§ REQUEST
The entries below should be transcribed in their entirety, exactly as written.

Entries with figure data:
§
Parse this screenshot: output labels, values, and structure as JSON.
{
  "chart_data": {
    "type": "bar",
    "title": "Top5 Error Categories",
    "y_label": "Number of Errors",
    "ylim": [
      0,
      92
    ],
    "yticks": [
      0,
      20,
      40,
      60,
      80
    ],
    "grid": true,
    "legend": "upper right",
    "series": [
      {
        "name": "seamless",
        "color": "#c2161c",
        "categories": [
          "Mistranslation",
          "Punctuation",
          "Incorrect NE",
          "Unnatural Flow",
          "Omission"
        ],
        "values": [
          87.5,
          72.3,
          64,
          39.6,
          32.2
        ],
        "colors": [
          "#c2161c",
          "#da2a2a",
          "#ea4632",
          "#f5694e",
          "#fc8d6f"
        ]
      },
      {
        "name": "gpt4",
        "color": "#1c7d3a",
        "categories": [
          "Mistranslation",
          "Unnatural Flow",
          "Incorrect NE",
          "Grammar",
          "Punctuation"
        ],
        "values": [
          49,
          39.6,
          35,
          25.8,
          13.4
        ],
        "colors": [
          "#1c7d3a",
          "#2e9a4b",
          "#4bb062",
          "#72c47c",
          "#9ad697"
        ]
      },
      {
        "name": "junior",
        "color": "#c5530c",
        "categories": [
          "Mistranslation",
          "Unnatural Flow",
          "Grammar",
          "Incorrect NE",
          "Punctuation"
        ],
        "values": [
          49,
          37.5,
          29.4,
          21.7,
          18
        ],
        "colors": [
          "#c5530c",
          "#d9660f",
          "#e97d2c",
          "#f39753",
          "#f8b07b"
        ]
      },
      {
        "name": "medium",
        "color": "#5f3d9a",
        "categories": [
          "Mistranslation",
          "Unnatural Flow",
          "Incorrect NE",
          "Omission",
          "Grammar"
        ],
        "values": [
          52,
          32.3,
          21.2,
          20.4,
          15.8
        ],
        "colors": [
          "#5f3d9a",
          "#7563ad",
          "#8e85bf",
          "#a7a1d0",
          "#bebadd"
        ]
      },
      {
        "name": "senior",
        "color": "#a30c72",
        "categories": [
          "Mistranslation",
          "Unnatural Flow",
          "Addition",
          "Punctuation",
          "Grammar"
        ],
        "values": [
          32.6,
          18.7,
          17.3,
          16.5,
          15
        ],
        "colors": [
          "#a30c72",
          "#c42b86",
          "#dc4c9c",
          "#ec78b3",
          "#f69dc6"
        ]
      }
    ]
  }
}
§
§ EXERCISE RESPONSE
Parse this screenshot: output labels, values, and structure as JSON.
{
  "chart_data": {
    "type": "bar",
    "title": "Top5 Error Categories",
    "y_label": "Number of Errors",
    "ylim": [
      0,
      92
    ],
    "yticks": [
      0,
      20,
      40,
      60,
      80
    ],
    "grid": true,
    "legend": "upper right",
    "series": [
      {
        "name": "seamless",
        "color": "#c2161c",
        "categories": [
          "Mistranslation",
          "Punctuation",
          "Incorrect NE",
          "Unnatural Flow",
          "Omission"
        ],
        "values": [
          87.5,
          72.3,
          64,
          39.6,
          32.2
        ],
        "colors": [
          "#c2161c",
          "#da2a2a",
          "#ea4632",
          "#f5694e",
          "#fc8d6f"
        ]
      },
      {
        "name": "gpt4",
        "color": "#1c7d3a",
        "categories": [
          "Mistranslation",
          "Unnatural Flow",
          "Incorrect NE",
          "Grammar",
          "Punctuation"
        ],
        "values": [
          49,
          39.6,
          35,
          25.8,
          13.4
        ],
        "colors": [
          "#1c7d3a",
          "#2e9a4b",
          "#4bb062",
          "#72c47c",
          "#9ad697"
        ]
      },
      {
        "name": "junior",
        "color": "#c5530c",
        "categories": [
          "Mistranslation",
          "Unnatural Flow",
          "Grammar",
          "Incorrect NE",
          "Punctuation"
        ],
        "values": [
          49,
          37.5,
          29.4,
          21.7,
          18
        ],
        "colors": [
          "#c5530c",
          "#d9660f",
          "#e97d2c",
          "#f39753",
          "#f8b07b"
        ]
      },
      {
        "name": "medium",
        "color": "#5f3d9a",
        "categories": [
          "Mistranslation",
          "Unnatural Flow",
          "Incorrect NE",
          "Omission",
          "Grammar"
        ],
        "values": [
          52,
          32.3,
          21.2,
          20.4,
          15.8
        ],
        "colors": [
          "#5f3d9a",
          "#7563ad",
          "#8e85bf",
          "#a7a1d0",
          "#bebadd"
        ]
      },
      {
        "name": "senior",
        "color": "#a30c72",
        "categories": [
          "Mistranslation",
          "Unnatural Flow",
          "Addition",
          "Punctuation",
          "Grammar"
        ],
        "values": [
          32.6,
          18.7,
          17.3,
          16.5,
          15
        ],
        "colors": [
          "#a30c72",
          "#c42b86",
          "#dc4c9c",
          "#ec78b3",
          "#f69dc6"
        ]
      }
    ]
  }
}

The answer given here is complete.